* Что сделать *
(A) Благодаря чему, согласно тексту о деятельности и опредмечивании, реальные предметные формы превращаются в идеальные?
(B) Напишите продолжение текста о деятельности и идеализации предметов, начиная сразу после его последнего предложения.

* Исходный документ *
В процессе деятельности происходит, с одной стороны, опредмечивание свойств и способностей общественного человека (“особых человеческих сущностных сил”) в “предметах природы” (Маркс), с другой — как бы “распредмечивание” действительности, раскрытие и усвоение человеком сущности этих “предметов природы”, развитие человеческих способностей и форм деятельности на основе включения в деятельность новых объективных свойств и качеств предметов действительности. Каждый из этих предметов есть таким образом двусторонняя, точнее — двуединая, единая в своей двусторонности сущность. Он, во-первых, есть реальный, “естественный”, чувственный предмет, и, “включая предмет в систему деятельности и тем самым в систему своей культуры, человек населяет его огромным множеством идеальных значений, совершенно отличных от реального изменения его реальной формы: предмет “означает” все то, что деятельность заставляет его “обозначать”. Он, во-первых, есть источник, из которого человек (индивид) берет материал для того, чтобы строить себя как субъект, как личность, свое деятельное сознание. Здесь мы сталкиваемся с процессом идеализации, превращения реальных предметных форм в идеальные формы благодаря использованию знаков, знаковых систем. “Без постоянно возобновляющейся идеализации реальных предметов общественно-человеческой жизнедеятельности, без превращения их в идеальное, а тем самым и без символизации человек вообще не может выступать в качестве действительного агента, деятельного субъекта общественного производства материальной и духовной жизни общества”.

* Строки данных *
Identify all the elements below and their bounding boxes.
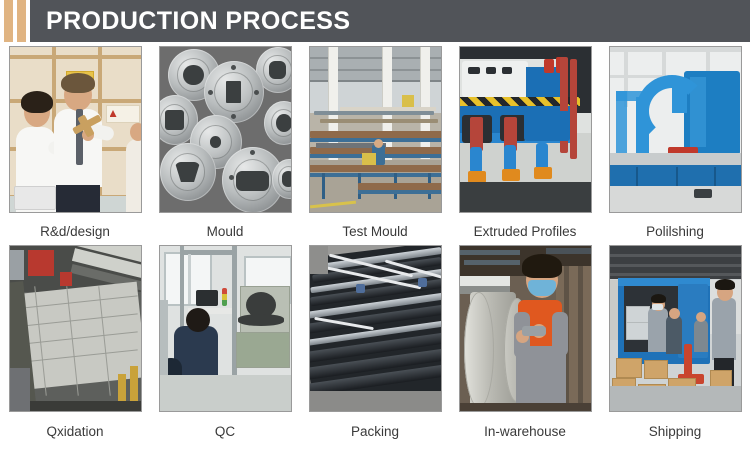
rd-design-thumbnail[interactable] bbox=[9, 46, 142, 213]
accent-bar-right bbox=[17, 0, 26, 42]
process-step-label: Test Mould bbox=[300, 213, 450, 245]
process-step-qc[interactable]: QC bbox=[150, 245, 300, 445]
process-step-label: Shipping bbox=[600, 412, 750, 445]
process-step-label: QC bbox=[150, 412, 300, 445]
process-step-packing[interactable]: Packing bbox=[300, 245, 450, 445]
production-process-page: PRODUCTION PROCESS bbox=[0, 0, 750, 470]
oxidation-thumbnail[interactable] bbox=[9, 245, 142, 412]
loading-truck-photo bbox=[610, 246, 741, 411]
mould-thumbnail[interactable] bbox=[159, 46, 292, 213]
factory-conveyor-hall-photo bbox=[310, 47, 441, 212]
quality-test-lab-photo bbox=[160, 246, 291, 411]
process-step-label: Packing bbox=[300, 412, 450, 445]
in-warehouse-thumbnail[interactable] bbox=[459, 245, 592, 412]
steel-extrusion-dies-photo bbox=[160, 47, 291, 212]
process-step-label: Extruded Profiles bbox=[450, 213, 600, 245]
process-row: Qxidation bbox=[0, 245, 750, 445]
process-step-label: Polilshing bbox=[600, 213, 750, 245]
anodizing-tank-photo bbox=[10, 246, 141, 411]
packing-thumbnail[interactable] bbox=[309, 245, 442, 412]
process-step-shipping[interactable]: Shipping bbox=[600, 245, 750, 445]
polishing-thumbnail[interactable] bbox=[609, 46, 742, 213]
process-step-test-mould[interactable]: Test Mould bbox=[300, 46, 450, 245]
qc-thumbnail[interactable] bbox=[159, 245, 292, 412]
wrapped-profile-bundle-photo bbox=[310, 246, 441, 411]
process-step-rd-design[interactable]: R&d/design bbox=[0, 46, 150, 245]
process-step-polishing[interactable]: Polilshing bbox=[600, 46, 750, 245]
process-step-oxidation[interactable]: Qxidation bbox=[0, 245, 150, 445]
hydraulic-extrusion-press-photo bbox=[460, 47, 591, 212]
page-header: PRODUCTION PROCESS bbox=[0, 0, 750, 42]
page-title: PRODUCTION PROCESS bbox=[46, 0, 350, 42]
process-step-label: R&d/design bbox=[0, 213, 150, 245]
process-step-label: Qxidation bbox=[0, 412, 150, 445]
accent-bar-left bbox=[4, 0, 13, 42]
process-step-label: In-warehouse bbox=[450, 412, 600, 445]
process-row: R&d/design bbox=[0, 46, 750, 245]
test-mould-thumbnail[interactable] bbox=[309, 46, 442, 213]
extruded-profiles-thumbnail[interactable] bbox=[459, 46, 592, 213]
process-step-in-warehouse[interactable]: In-warehouse bbox=[450, 245, 600, 445]
process-step-mould[interactable]: Mould bbox=[150, 46, 300, 245]
process-step-label: Mould bbox=[150, 213, 300, 245]
shipping-thumbnail[interactable] bbox=[609, 245, 742, 412]
process-step-extruded-profiles[interactable]: Extruded Profiles bbox=[450, 46, 600, 245]
process-grid: R&d/design bbox=[0, 46, 750, 445]
worker-with-coil-photo bbox=[460, 246, 591, 411]
blue-polishing-machine-photo bbox=[610, 47, 741, 212]
header-accent-bars bbox=[4, 0, 30, 42]
showroom-rd-design-photo bbox=[10, 47, 141, 212]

* Ответы к упражнению *
(A) Благодаря использованию знаков, знаковых систем.

(B)
Язык (речь) выступает в этом процессе в двух видах, в двух различных функциях. С одной стороны, это то, что он является “непосредственным телом идеального образа внешней вещи”, т.е. основной составной частью системы общезначимых форм и способов внешнего выражения идеальных явлений. С другой, однако, он — как и другие предметы действительности — “имеет чувственную природу”. Мы уже видели, что такое для Маркса “чувственность”. Поэтому к языку в полной мере относится сказанное ранее о других “предметах природы”. Он выступает как продукт специфической, адекватной ему деятельности: в языке как общественном достоянии, как части культуры общества, как элементе общественно-исторического опыта, откладываются, опредмечиваются развивающиеся в индивидуальном порядке (хотя и под воздействием общества) и непосредственно испытывающие на себе воздействие социальной среды речевые умения отдельных носителей языка, членов языкового коллектива. Но он, кроме того, еще и объективная основа речевой деятельности индивида. Носитель языка, во-первых, формирует свою речевую (языковую) способность, усваивая язык в его предметном бытии и превращая его, по известному выражению Маркса, в “форму деятельности” (особенно ясно этот процесс виден при усвоении неродного языка). Во-вторых, и в процессе речи, при наличии уже сложившейся языковой способности, он постоянно ориентируется на систему и норму языка, строя речь так, чтобы не нарушить известных требований к ее осуществлению — даже если эти требования не вытекают непосредственно из необходимости полного и адекватного понимания речи.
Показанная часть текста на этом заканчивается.